**Work to be completed**
Please output every line of the material as it stands, without the pictures.

**Supplied material**
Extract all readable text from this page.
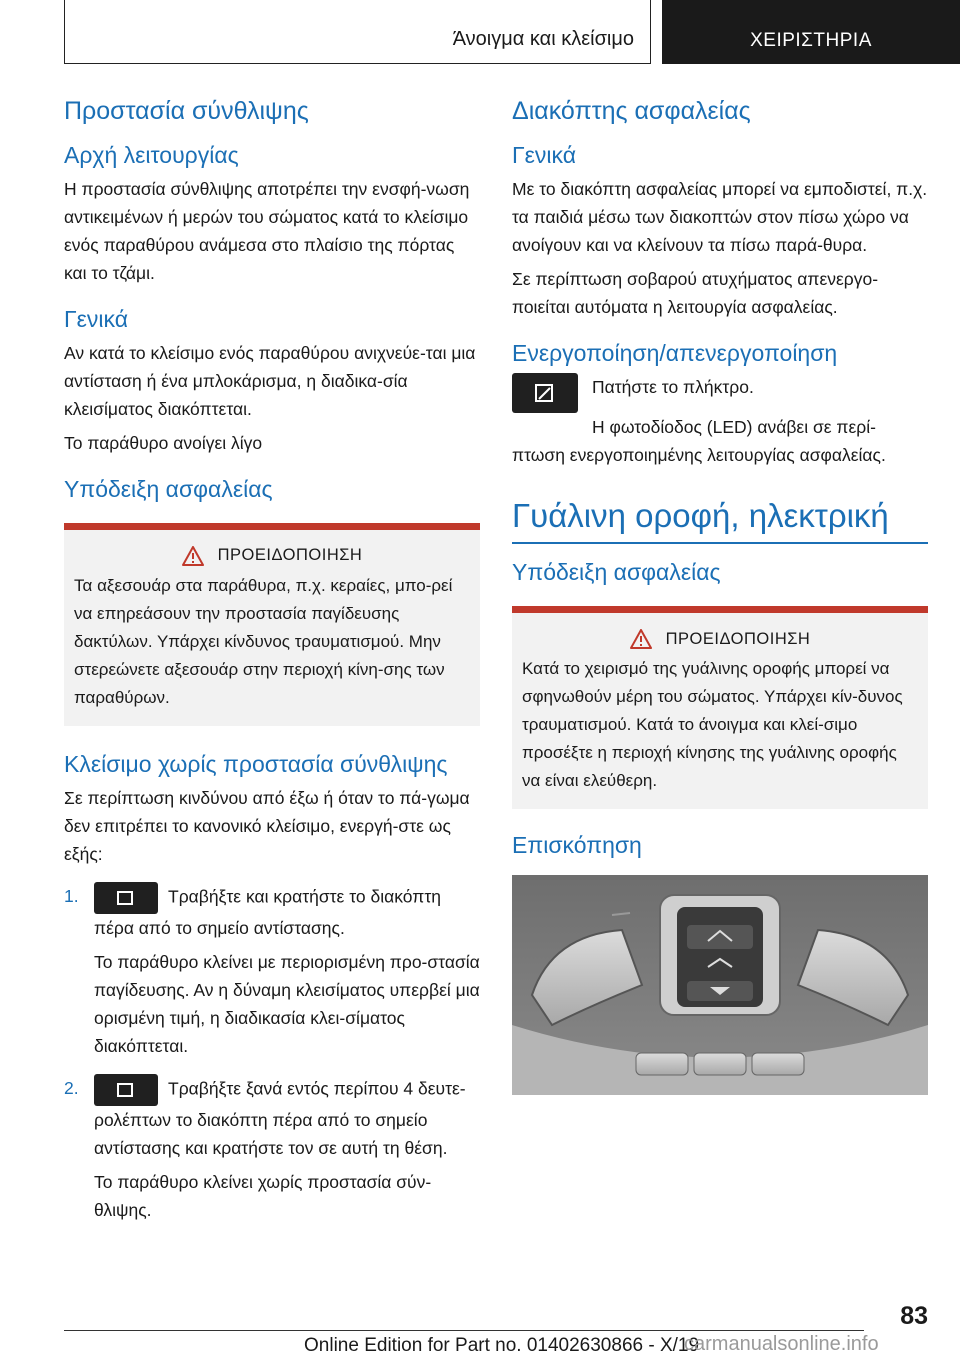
Άνοιγμα και κλείσιμο	ΧΕΙΡΙΣΤΗΡΙΑ
Προστασία σύνθλιψης
Αρχή λειτουργίας

Η προστασία σύνθλιψης αποτρέπει την ενσφή-νωση αντικειμένων ή μερών του σώματος κατά το κλείσιμο ενός παραθύρου ανάμεσα στο πλαίσιο της πόρτας και το τζάμι.

Γενικά

Αν κατά το κλείσιμο ενός παραθύρου ανιχνεύε-ται μια αντίσταση ή ένα μπλοκάρισμα, η διαδικα-σία κλεισίματος διακόπτεται.

Το παράθυρο ανοίγει λίγο

Υπόδειξη ασφαλείας
ΠΡΟΕΙΔΟΠΟΙΗΣΗ

Τα αξεσουάρ στα παράθυρα, π.χ. κεραίες, μπο-ρεί να επηρεάσουν την προστασία παγίδευσης δακτύλων. Υπάρχει κίνδυνος τραυματισμού. Μην στερεώνετε αξεσουάρ στην περιοχή κίνη-σης των παραθύρων.

Κλείσιμο χωρίς προστασία σύνθλιψης

Σε περίπτωση κινδύνου από έξω ή όταν το πά-γωμα δεν επιτρέπει το κανονικό κλείσιμο, ενεργή-στε ως εξής:

1.	Τραβήξτε και κρατήστε το διακόπτη πέρα από το σημείο αντίστασης.

Το παράθυρο κλείνει με περιορισμένη προ-στασία παγίδευσης. Αν η δύναμη κλεισίματος υπερβεί μια ορισμένη τιμή, η διαδικασία κλει-σίματος διακόπτεται.

2.	Τραβήξτε ξανά εντός περίπου 4 δευτε-ρολέπτων το διακόπτη πέρα από το σημείο αντίστασης και κρατήστε τον σε αυτή τη θέση.

Το παράθυρο κλείνει χωρίς προστασία σύν-θλιψης.

Διακόπτης ασφαλείας
Γενικά

Με το διακόπτη ασφαλείας μπορεί να εμποδιστεί, π.χ. τα παιδιά μέσω των διακοπτών στον πίσω χώρο να ανοίγουν και να κλείνουν τα πίσω παρά-θυρα.

Σε περίπτωση σοβαρού ατυχήματος απενεργο-ποιείται αυτόματα η λειτουργία ασφαλείας.

Ενεργοποίηση/απενεργοποίηση

Πατήστε το πλήκτρο.

Η φωτοδίοδος (LED) ανάβει σε περί-πτωση ενεργοποιημένης λειτουργίας ασφαλείας.

Γυάλινη οροφή, ηλεκτρική
Υπόδειξη ασφαλείας
ΠΡΟΕΙΔΟΠΟΙΗΣΗ

Κατά το χειρισμό της γυάλινης οροφής μπορεί να σφηνωθούν μέρη του σώματος. Υπάρχει κίν-δυνος τραυματισμού. Κατά το άνοιγμα και κλεί-σιμο προσέξτε η περιοχή κίνησης της γυάλινης οροφής να είναι ελεύθερη.

Επισκόπηση
83
Online Edition for Part no. 01402630866 - X/19
carmanualsonline.info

**Finished exercise**
Extract all readable text from this page.
Άνοιγμα και κλείσιμο	ΧΕΙΡΙΣΤΗΡΙΑ
Προστασία σύνθλιψης
Αρχή λειτουργίας

Η προστασία σύνθλιψης αποτρέπει την ενσφή-νωση αντικειμένων ή μερών του σώματος κατά το κλείσιμο ενός παραθύρου ανάμεσα στο πλαίσιο της πόρτας και το τζάμι.

Γενικά

Αν κατά το κλείσιμο ενός παραθύρου ανιχνεύε-ται μια αντίσταση ή ένα μπλοκάρισμα, η διαδικα-σία κλεισίματος διακόπτεται.

Το παράθυρο ανοίγει λίγο

Υπόδειξη ασφαλείας
ΠΡΟΕΙΔΟΠΟΙΗΣΗ

Τα αξεσουάρ στα παράθυρα, π.χ. κεραίες, μπο-ρεί να επηρεάσουν την προστασία παγίδευσης δακτύλων. Υπάρχει κίνδυνος τραυματισμού. Μην στερεώνετε αξεσουάρ στην περιοχή κίνη-σης των παραθύρων.

Κλείσιμο χωρίς προστασία σύνθλιψης

Σε περίπτωση κινδύνου από έξω ή όταν το πά-γωμα δεν επιτρέπει το κανονικό κλείσιμο, ενεργή-στε ως εξής:

1.	Τραβήξτε και κρατήστε το διακόπτη πέρα από το σημείο αντίστασης.

Το παράθυρο κλείνει με περιορισμένη προ-στασία παγίδευσης. Αν η δύναμη κλεισίματος υπερβεί μια ορισμένη τιμή, η διαδικασία κλει-σίματος διακόπτεται.

2.	Τραβήξτε ξανά εντός περίπου 4 δευτε-ρολέπτων το διακόπτη πέρα από το σημείο αντίστασης και κρατήστε τον σε αυτή τη θέση.

Το παράθυρο κλείνει χωρίς προστασία σύν-θλιψης.

Διακόπτης ασφαλείας
Γενικά

Με το διακόπτη ασφαλείας μπορεί να εμποδιστεί, π.χ. τα παιδιά μέσω των διακοπτών στον πίσω χώρο να ανοίγουν και να κλείνουν τα πίσω παρά-θυρα.

Σε περίπτωση σοβαρού ατυχήματος απενεργο-ποιείται αυτόματα η λειτουργία ασφαλείας.

Ενεργοποίηση/απενεργοποίηση

Πατήστε το πλήκτρο.

Η φωτοδίοδος (LED) ανάβει σε περί-πτωση ενεργοποιημένης λειτουργίας ασφαλείας.

Γυάλινη οροφή, ηλεκτρική
Υπόδειξη ασφαλείας
ΠΡΟΕΙΔΟΠΟΙΗΣΗ

Κατά το χειρισμό της γυάλινης οροφής μπορεί να σφηνωθούν μέρη του σώματος. Υπάρχει κίν-δυνος τραυματισμού. Κατά το άνοιγμα και κλεί-σιμο προσέξτε η περιοχή κίνησης της γυάλινης οροφής να είναι ελεύθερη.

Επισκόπηση
83
Online Edition for Part no. 01402630866 - X/19
carmanualsonline.info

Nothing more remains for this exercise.